To do – Each entry below should be written out exactly as it is, with no pictures.

Data provided –

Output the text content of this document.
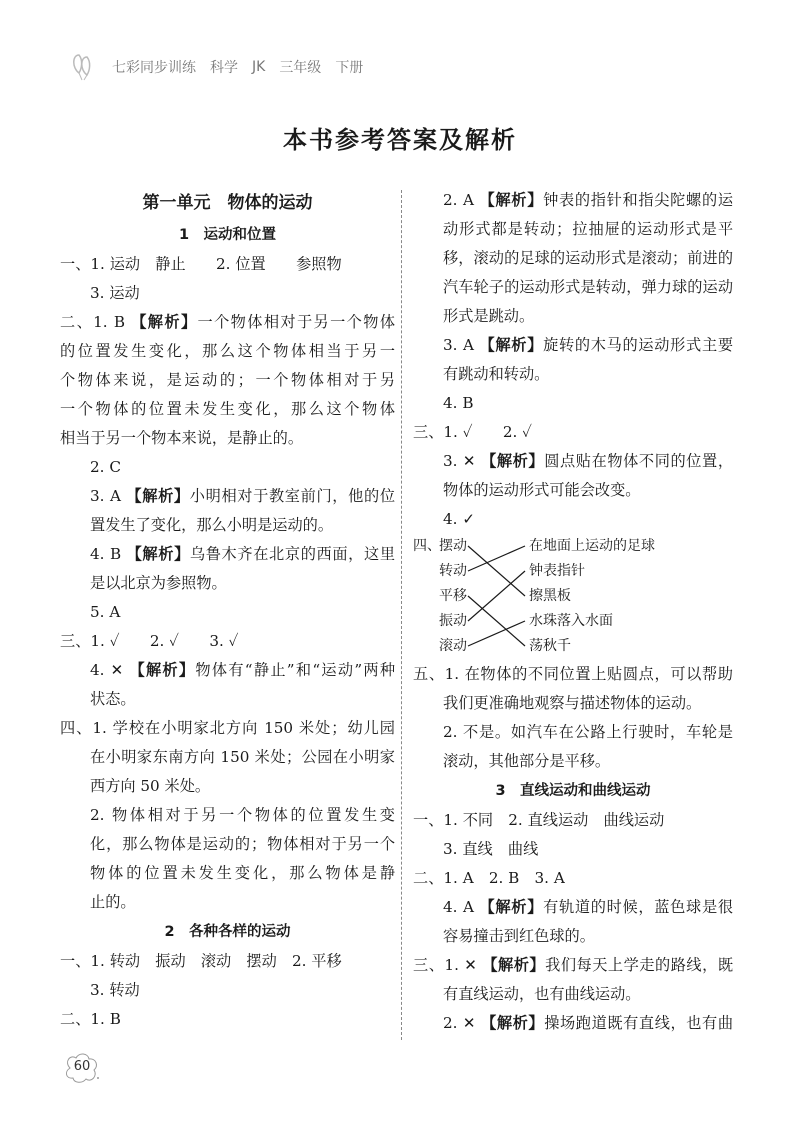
七彩同步训练 科学 JK 三年级 下册
本书参考答案及解析
第一单元　物体的运动
1　运动和位置
一、1. 运动　静止　　2. 位置　　参照物
3. 运动
二、1. B 【解析】一个物体相对于另一个物体
的位置发生变化，那么这个物体相当于另一
个物体来说，是运动的；一个物体相对于另
一个物体的位置未发生变化，那么这个物体
相当于另一个物本来说，是静止的。
2. C
3. A 【解析】小明相对于教室前门，他的位
置发生了变化，那么小明是运动的。
4. B 【解析】乌鲁木齐在北京的西面，这里
是以北京为参照物。
5. A
三、1. ✓　　2. ✓　　3. ✓
4. ✕ 【解析】物体有“静止”和“运动”两种
状态。
四、1. 学校在小明家北方向 150 米处；幼儿园
在小明家东南方向 150 米处；公园在小明家
西方向 50 米处。
2. 物体相对于另一个物体的位置发生变
化，那么物体是运动的；物体相对于另一个
物体的位置未发生变化，那么物体是静
止的。
2　各种各样的运动
一、1. 转动　振动　滚动　摆动　2. 平移
3. 转动
二、1. B
2. A 【解析】钟表的指针和指尖陀螺的运
动形式都是转动；拉抽屉的运动形式是平
移，滚动的足球的运动形式是滚动；前进的
汽车轮子的运动形式是转动，弹力球的运动
形式是跳动。
3. A 【解析】旋转的木马的运动形式主要
有跳动和转动。
4. B
三、1. ✓　　2. ✓
3. ✕ 【解析】圆点贴在物体不同的位置，
物体的运动形式可能会改变。
4. ✓
四、
摆动
转动
平移
振动
滚动
在地面上运动的足球
钟表指针
擦黑板
水珠落入水面
荡秋千
五、1. 在物体的不同位置上贴圆点，可以帮助
我们更准确地观察与描述物体的运动。
2. 不是。如汽车在公路上行驶时，车轮是
滚动，其他部分是平移。
3　直线运动和曲线运动
一、1. 不同　2. 直线运动　曲线运动
3. 直线　曲线
二、1. A　2. B　3. A
4. A 【解析】有轨道的时候，蓝色球是很
容易撞击到红色球的。
三、1. ✕ 【解析】我们每天上学走的路线，既
有直线运动，也有曲线运动。
2. ✕ 【解析】操场跑道既有直线，也有曲
60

Answer for this exercise –
Output the text content of this document.
七彩同步训练 科学 JK 三年级 下册
本书参考答案及解析
第一单元　物体的运动
1　运动和位置
一、1. 运动　静止　　2. 位置　　参照物
3. 运动
二、1. B 【解析】一个物体相对于另一个物体
的位置发生变化，那么这个物体相当于另一
个物体来说，是运动的；一个物体相对于另
一个物体的位置未发生变化，那么这个物体
相当于另一个物本来说，是静止的。
2. C
3. A 【解析】小明相对于教室前门，他的位
置发生了变化，那么小明是运动的。
4. B 【解析】乌鲁木齐在北京的西面，这里
是以北京为参照物。
5. A
三、1. ✓　　2. ✓　　3. ✓
4. ✕ 【解析】物体有“静止”和“运动”两种
状态。
四、1. 学校在小明家北方向 150 米处；幼儿园
在小明家东南方向 150 米处；公园在小明家
西方向 50 米处。
2. 物体相对于另一个物体的位置发生变
化，那么物体是运动的；物体相对于另一个
物体的位置未发生变化，那么物体是静
止的。
2　各种各样的运动
一、1. 转动　振动　滚动　摆动　2. 平移
3. 转动
二、1. B
2. A 【解析】钟表的指针和指尖陀螺的运
动形式都是转动；拉抽屉的运动形式是平
移，滚动的足球的运动形式是滚动；前进的
汽车轮子的运动形式是转动，弹力球的运动
形式是跳动。
3. A 【解析】旋转的木马的运动形式主要
有跳动和转动。
4. B
三、1. ✓　　2. ✓
3. ✕ 【解析】圆点贴在物体不同的位置，
物体的运动形式可能会改变。
4. ✓
四、
摆动
转动
平移
振动
滚动
在地面上运动的足球
钟表指针
擦黑板
水珠落入水面
荡秋千
五、1. 在物体的不同位置上贴圆点，可以帮助
我们更准确地观察与描述物体的运动。
2. 不是。如汽车在公路上行驶时，车轮是
滚动，其他部分是平移。
3　直线运动和曲线运动
一、1. 不同　2. 直线运动　曲线运动
3. 直线　曲线
二、1. A　2. B　3. A
4. A 【解析】有轨道的时候，蓝色球是很
容易撞击到红色球的。
三、1. ✕ 【解析】我们每天上学走的路线，既
有直线运动，也有曲线运动。
2. ✕ 【解析】操场跑道既有直线，也有曲
60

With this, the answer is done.